Task brief> Repeat the material below word for word and leave out all pictures.

Data to process>
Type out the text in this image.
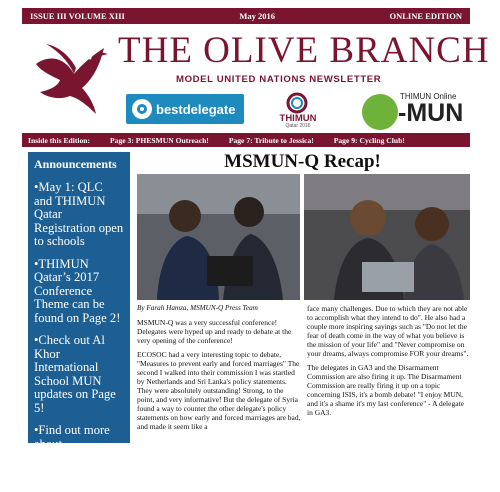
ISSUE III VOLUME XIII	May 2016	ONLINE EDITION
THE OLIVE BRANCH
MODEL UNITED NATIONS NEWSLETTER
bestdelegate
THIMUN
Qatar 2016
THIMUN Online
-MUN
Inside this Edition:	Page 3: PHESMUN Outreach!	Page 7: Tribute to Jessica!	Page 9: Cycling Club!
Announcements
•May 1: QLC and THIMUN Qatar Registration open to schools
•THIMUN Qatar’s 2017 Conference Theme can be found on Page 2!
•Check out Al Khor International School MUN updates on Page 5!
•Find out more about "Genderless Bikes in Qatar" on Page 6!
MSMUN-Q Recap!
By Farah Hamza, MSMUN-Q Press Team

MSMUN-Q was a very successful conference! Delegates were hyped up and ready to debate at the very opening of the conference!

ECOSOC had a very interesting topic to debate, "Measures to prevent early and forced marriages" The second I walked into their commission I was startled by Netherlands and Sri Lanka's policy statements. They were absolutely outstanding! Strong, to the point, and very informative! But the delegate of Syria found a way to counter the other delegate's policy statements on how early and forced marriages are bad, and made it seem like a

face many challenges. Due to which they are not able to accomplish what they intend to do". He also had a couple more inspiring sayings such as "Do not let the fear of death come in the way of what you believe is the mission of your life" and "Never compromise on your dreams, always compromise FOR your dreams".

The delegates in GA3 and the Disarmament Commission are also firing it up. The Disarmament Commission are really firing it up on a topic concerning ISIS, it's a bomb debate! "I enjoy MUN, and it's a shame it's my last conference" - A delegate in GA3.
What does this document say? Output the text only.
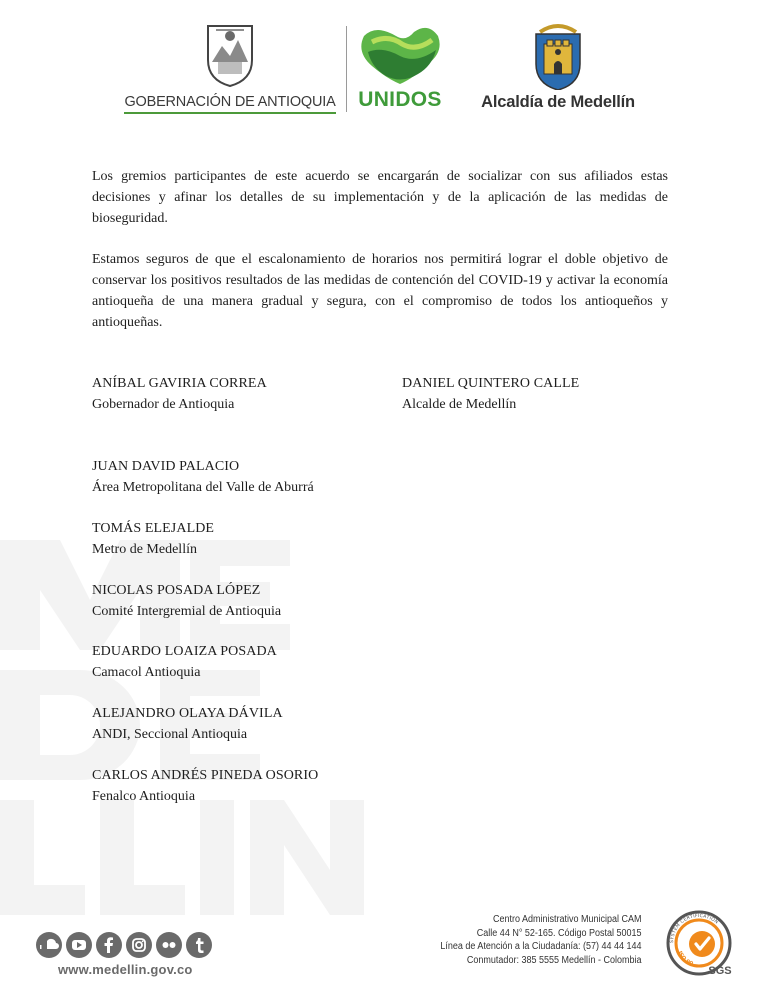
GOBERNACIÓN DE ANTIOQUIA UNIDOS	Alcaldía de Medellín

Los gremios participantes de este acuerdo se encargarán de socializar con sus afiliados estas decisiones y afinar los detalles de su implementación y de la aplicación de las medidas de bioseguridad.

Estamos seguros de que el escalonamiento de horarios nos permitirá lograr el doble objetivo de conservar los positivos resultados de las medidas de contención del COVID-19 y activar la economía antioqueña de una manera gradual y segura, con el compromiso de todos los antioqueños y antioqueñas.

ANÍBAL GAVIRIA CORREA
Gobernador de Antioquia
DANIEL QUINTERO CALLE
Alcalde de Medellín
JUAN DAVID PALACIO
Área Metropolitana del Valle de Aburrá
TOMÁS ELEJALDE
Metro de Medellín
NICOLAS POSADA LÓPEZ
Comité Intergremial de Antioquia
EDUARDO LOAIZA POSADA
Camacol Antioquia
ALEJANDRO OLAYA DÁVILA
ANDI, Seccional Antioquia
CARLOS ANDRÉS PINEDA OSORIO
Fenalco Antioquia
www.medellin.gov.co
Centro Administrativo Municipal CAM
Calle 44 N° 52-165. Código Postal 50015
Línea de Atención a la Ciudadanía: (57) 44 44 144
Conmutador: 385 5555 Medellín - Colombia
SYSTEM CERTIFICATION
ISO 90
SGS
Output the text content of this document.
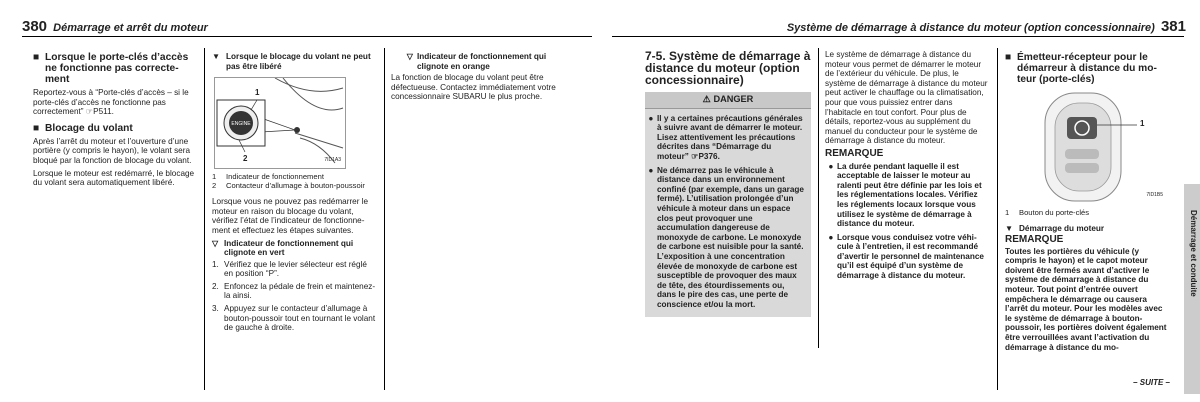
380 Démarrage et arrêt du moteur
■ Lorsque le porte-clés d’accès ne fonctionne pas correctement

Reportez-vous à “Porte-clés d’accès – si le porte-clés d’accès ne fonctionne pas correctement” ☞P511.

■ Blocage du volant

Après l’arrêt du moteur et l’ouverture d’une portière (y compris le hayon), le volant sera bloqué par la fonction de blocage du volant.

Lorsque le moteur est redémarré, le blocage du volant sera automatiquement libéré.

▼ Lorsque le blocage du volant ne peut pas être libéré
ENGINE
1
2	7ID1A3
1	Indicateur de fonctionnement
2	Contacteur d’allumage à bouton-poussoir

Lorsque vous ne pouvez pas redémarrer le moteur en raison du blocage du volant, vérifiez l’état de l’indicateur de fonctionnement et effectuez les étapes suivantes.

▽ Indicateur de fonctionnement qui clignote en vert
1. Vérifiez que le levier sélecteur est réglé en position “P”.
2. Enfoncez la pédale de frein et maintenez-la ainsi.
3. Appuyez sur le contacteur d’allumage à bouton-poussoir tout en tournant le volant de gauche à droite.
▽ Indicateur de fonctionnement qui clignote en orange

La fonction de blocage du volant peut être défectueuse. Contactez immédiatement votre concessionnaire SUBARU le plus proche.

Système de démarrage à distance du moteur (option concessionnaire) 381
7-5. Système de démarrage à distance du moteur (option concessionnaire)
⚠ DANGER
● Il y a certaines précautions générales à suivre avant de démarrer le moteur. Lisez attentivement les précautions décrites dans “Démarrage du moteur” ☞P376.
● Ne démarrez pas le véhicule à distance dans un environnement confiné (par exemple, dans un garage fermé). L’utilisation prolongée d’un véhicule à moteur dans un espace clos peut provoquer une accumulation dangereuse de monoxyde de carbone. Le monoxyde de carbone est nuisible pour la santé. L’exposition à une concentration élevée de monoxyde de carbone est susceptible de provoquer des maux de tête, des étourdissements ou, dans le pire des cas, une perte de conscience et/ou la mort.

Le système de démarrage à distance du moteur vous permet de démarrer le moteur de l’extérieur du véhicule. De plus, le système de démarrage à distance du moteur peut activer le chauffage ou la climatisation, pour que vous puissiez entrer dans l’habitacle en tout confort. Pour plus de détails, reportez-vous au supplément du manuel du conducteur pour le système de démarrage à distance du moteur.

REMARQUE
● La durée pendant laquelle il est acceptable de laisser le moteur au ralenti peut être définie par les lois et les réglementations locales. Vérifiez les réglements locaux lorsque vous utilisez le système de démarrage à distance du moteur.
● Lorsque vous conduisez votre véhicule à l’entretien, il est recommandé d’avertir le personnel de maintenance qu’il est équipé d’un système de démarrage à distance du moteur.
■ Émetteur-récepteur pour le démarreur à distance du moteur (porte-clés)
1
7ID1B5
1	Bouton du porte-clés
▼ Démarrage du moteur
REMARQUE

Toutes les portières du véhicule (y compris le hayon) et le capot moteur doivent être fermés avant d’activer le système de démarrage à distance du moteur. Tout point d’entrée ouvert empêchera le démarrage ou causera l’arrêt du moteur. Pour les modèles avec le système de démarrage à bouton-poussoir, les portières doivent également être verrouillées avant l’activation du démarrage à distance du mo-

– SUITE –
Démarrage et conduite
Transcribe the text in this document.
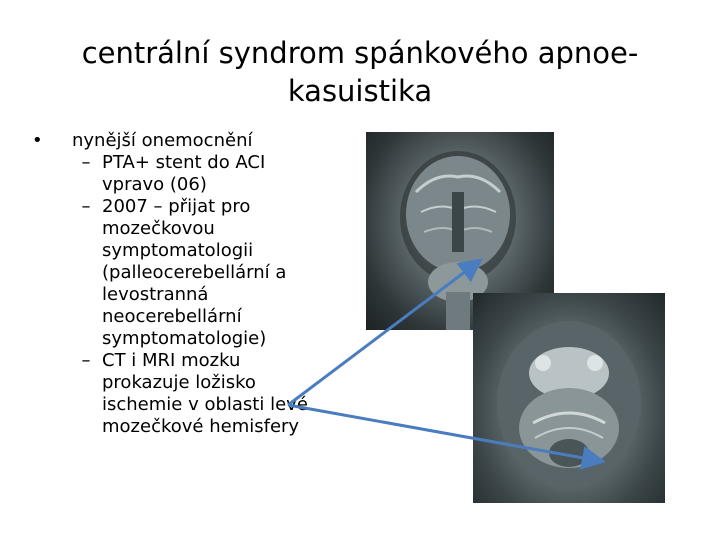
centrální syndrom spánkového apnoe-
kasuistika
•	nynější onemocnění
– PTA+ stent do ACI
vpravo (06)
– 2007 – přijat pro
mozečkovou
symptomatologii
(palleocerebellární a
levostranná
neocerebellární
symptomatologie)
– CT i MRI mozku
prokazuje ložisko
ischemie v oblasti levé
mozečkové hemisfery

Solution for this problem>
Type out the text in this image.
ISSUE III VOLUME XIII	May 2016	ONLINE EDITION
THE OLIVE BRANCH
MODEL UNITED NATIONS NEWSLETTER
bestdelegate
THIMUN
Qatar 2016
THIMUN Online
-MUN
Inside this Edition:	Page 3: PHESMUN Outreach!	Page 7: Tribute to Jessica!	Page 9: Cycling Club!
Announcements
•May 1: QLC and THIMUN Qatar Registration open to schools
•THIMUN Qatar’s 2017 Conference Theme can be found on Page 2!
•Check out Al Khor International School MUN updates on Page 5!
•Find out more about "Genderless Bikes in Qatar" on Page 6!
MSMUN-Q Recap!
By Farah Hamza, MSMUN-Q Press Team

MSMUN-Q was a very successful conference! Delegates were hyped up and ready to debate at the very opening of the conference!

ECOSOC had a very interesting topic to debate, "Measures to prevent early and forced marriages" The second I walked into their commission I was startled by Netherlands and Sri Lanka's policy statements. They were absolutely outstanding! Strong, to the point, and very informative! But the delegate of Syria found a way to counter the other delegate's policy statements on how early and forced marriages are bad, and made it seem like a

face many challenges. Due to which they are not able to accomplish what they intend to do". He also had a couple more inspiring sayings such as "Do not let the fear of death come in the way of what you believe is the mission of your life" and "Never compromise on your dreams, always compromise FOR your dreams".

The delegates in GA3 and the Disarmament Commission are also firing it up. The Disarmament Commission are really firing it up on a topic concerning ISIS, it's a bomb debate! "I enjoy MUN, and it's a shame it's my last conference" - A delegate in GA3.
What does this document say? Output the text only.
GOBERNACIÓN DE ANTIOQUIA UNIDOS	Alcaldía de Medellín

Los gremios participantes de este acuerdo se encargarán de socializar con sus afiliados estas decisiones y afinar los detalles de su implementación y de la aplicación de las medidas de bioseguridad.

Estamos seguros de que el escalonamiento de horarios nos permitirá lograr el doble objetivo de conservar los positivos resultados de las medidas de contención del COVID-19 y activar la economía antioqueña de una manera gradual y segura, con el compromiso de todos los antioqueños y antioqueñas.

ANÍBAL GAVIRIA CORREA
Gobernador de Antioquia
DANIEL QUINTERO CALLE
Alcalde de Medellín
JUAN DAVID PALACIO
Área Metropolitana del Valle de Aburrá
TOMÁS ELEJALDE
Metro de Medellín
NICOLAS POSADA LÓPEZ
Comité Intergremial de Antioquia
EDUARDO LOAIZA POSADA
Camacol Antioquia
ALEJANDRO OLAYA DÁVILA
ANDI, Seccional Antioquia
CARLOS ANDRÉS PINEDA OSORIO
Fenalco Antioquia
www.medellin.gov.co
Centro Administrativo Municipal CAM
Calle 44 N° 52-165. Código Postal 50015
Línea de Atención a la Ciudadanía: (57) 44 44 144
Conmutador: 385 5555 Medellín - Colombia
SYSTEM CERTIFICATION
ISO 90
SGS
Output the text content of this document.
380 Démarrage et arrêt du moteur
■ Lorsque le porte-clés d’accès ne fonctionne pas correctement

Reportez-vous à “Porte-clés d’accès – si le porte-clés d’accès ne fonctionne pas correctement” ☞P511.

■ Blocage du volant

Après l’arrêt du moteur et l’ouverture d’une portière (y compris le hayon), le volant sera bloqué par la fonction de blocage du volant.

Lorsque le moteur est redémarré, le blocage du volant sera automatiquement libéré.

▼ Lorsque le blocage du volant ne peut pas être libéré
ENGINE
1
2	7ID1A3
1	Indicateur de fonctionnement
2	Contacteur d’allumage à bouton-poussoir

Lorsque vous ne pouvez pas redémarrer le moteur en raison du blocage du volant, vérifiez l’état de l’indicateur de fonctionnement et effectuez les étapes suivantes.

▽ Indicateur de fonctionnement qui clignote en vert
1. Vérifiez que le levier sélecteur est réglé en position “P”.
2. Enfoncez la pédale de frein et maintenez-la ainsi.
3. Appuyez sur le contacteur d’allumage à bouton-poussoir tout en tournant le volant de gauche à droite.
▽ Indicateur de fonctionnement qui clignote en orange

La fonction de blocage du volant peut être défectueuse. Contactez immédiatement votre concessionnaire SUBARU le plus proche.

Système de démarrage à distance du moteur (option concessionnaire) 381
7-5. Système de démarrage à distance du moteur (option concessionnaire)
⚠ DANGER
● Il y a certaines précautions générales à suivre avant de démarrer le moteur. Lisez attentivement les précautions décrites dans “Démarrage du moteur” ☞P376.
● Ne démarrez pas le véhicule à distance dans un environnement confiné (par exemple, dans un garage fermé). L’utilisation prolongée d’un véhicule à moteur dans un espace clos peut provoquer une accumulation dangereuse de monoxyde de carbone. Le monoxyde de carbone est nuisible pour la santé. L’exposition à une concentration élevée de monoxyde de carbone est susceptible de provoquer des maux de tête, des étourdissements ou, dans le pire des cas, une perte de conscience et/ou la mort.

Le système de démarrage à distance du moteur vous permet de démarrer le moteur de l’extérieur du véhicule. De plus, le système de démarrage à distance du moteur peut activer le chauffage ou la climatisation, pour que vous puissiez entrer dans l’habitacle en tout confort. Pour plus de détails, reportez-vous au supplément du manuel du conducteur pour le système de démarrage à distance du moteur.

REMARQUE
● La durée pendant laquelle il est acceptable de laisser le moteur au ralenti peut être définie par les lois et les réglementations locales. Vérifiez les réglements locaux lorsque vous utilisez le système de démarrage à distance du moteur.
● Lorsque vous conduisez votre véhicule à l’entretien, il est recommandé d’avertir le personnel de maintenance qu’il est équipé d’un système de démarrage à distance du moteur.
■ Émetteur-récepteur pour le démarreur à distance du moteur (porte-clés)
1
7ID1B5
1	Bouton du porte-clés
▼ Démarrage du moteur
REMARQUE

Toutes les portières du véhicule (y compris le hayon) et le capot moteur doivent être fermés avant d’activer le système de démarrage à distance du moteur. Tout point d’entrée ouvert empêchera le démarrage ou causera l’arrêt du moteur. Pour les modèles avec le système de démarrage à bouton-poussoir, les portières doivent également être verrouillées avant l’activation du démarrage à distance du mo-

– SUITE –
Démarrage et conduite
Transcribe the text in this document.
centrální syndrom spánkového apnoe-
kasuistika
•	nynější onemocnění
– PTA+ stent do ACI
vpravo (06)
– 2007 – přijat pro
mozečkovou
symptomatologii
(palleocerebellární a
levostranná
neocerebellární
symptomatologie)
– CT i MRI mozku
prokazuje ložisko
ischemie v oblasti levé
mozečkové hemisfery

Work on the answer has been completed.